* Begin Data lines *
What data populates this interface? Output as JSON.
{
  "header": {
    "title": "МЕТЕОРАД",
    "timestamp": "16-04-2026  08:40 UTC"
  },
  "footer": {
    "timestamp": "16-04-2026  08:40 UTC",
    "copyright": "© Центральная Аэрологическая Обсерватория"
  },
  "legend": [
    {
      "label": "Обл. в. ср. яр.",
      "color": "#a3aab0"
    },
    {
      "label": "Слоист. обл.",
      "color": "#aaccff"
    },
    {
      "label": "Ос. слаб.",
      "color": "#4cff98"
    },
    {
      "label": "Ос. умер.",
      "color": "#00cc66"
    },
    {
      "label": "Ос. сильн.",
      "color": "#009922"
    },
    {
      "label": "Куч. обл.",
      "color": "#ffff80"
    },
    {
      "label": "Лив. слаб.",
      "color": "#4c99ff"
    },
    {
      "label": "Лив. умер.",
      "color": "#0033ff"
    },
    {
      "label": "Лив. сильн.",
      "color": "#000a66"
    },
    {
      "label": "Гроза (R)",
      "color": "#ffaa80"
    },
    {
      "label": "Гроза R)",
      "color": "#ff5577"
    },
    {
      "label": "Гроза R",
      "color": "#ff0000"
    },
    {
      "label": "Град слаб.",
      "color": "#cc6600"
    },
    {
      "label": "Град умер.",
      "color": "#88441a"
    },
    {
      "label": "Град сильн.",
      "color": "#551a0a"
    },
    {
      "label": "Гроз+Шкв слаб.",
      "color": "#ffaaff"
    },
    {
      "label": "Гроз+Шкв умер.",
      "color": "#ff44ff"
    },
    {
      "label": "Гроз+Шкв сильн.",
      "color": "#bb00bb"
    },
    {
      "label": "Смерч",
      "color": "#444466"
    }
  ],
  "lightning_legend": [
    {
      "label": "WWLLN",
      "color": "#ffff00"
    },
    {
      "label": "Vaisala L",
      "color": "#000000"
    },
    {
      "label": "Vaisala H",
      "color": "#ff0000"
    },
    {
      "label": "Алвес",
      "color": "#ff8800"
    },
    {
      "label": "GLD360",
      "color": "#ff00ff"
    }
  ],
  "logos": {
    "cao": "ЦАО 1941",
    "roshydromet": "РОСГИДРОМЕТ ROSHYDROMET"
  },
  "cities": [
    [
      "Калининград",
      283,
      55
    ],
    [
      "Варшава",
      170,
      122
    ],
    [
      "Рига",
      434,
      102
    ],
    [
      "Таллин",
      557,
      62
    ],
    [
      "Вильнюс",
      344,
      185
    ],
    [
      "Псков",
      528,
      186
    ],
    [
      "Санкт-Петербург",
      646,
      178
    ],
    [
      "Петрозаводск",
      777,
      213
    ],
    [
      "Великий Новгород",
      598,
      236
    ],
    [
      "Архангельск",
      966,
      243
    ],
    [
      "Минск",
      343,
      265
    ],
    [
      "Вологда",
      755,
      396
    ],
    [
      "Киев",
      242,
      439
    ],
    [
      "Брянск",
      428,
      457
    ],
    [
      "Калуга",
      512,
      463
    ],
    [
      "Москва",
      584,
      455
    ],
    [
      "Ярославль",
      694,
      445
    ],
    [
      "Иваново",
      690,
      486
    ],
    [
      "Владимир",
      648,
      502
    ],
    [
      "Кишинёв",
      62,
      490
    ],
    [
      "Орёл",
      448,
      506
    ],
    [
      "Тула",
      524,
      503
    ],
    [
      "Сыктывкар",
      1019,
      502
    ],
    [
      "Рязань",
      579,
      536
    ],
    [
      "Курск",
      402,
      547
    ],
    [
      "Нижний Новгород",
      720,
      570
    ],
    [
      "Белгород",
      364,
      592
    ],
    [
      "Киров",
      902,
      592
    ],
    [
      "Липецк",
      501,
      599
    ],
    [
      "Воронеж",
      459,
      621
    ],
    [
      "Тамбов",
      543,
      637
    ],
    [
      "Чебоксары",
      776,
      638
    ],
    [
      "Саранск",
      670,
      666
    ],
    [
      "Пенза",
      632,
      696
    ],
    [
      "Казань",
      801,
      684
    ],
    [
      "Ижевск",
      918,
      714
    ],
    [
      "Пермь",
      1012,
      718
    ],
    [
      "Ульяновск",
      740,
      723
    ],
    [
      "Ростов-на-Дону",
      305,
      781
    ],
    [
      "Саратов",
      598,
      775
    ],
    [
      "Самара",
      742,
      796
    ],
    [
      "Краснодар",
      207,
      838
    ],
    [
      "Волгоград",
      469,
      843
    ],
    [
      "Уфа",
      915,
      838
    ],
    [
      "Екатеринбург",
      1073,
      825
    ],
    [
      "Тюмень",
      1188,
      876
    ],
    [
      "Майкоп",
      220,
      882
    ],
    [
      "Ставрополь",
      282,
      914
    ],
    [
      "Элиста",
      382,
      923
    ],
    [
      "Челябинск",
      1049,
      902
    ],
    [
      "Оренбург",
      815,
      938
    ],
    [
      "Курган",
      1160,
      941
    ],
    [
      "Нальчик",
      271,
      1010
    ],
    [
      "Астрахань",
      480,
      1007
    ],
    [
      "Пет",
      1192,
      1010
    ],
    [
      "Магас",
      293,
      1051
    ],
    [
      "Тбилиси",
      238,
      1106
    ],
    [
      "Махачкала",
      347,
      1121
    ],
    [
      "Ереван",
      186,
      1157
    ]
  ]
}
* End Data lines *
**Work instructions:** Copy each line of the listing that includes "умер".

**Solution for this exercise:**
      "label": "Ос. умер.",
      "label": "Лив. умер.",
      "label": "Град умер.",
      "label": "Гроз+Шкв умер.",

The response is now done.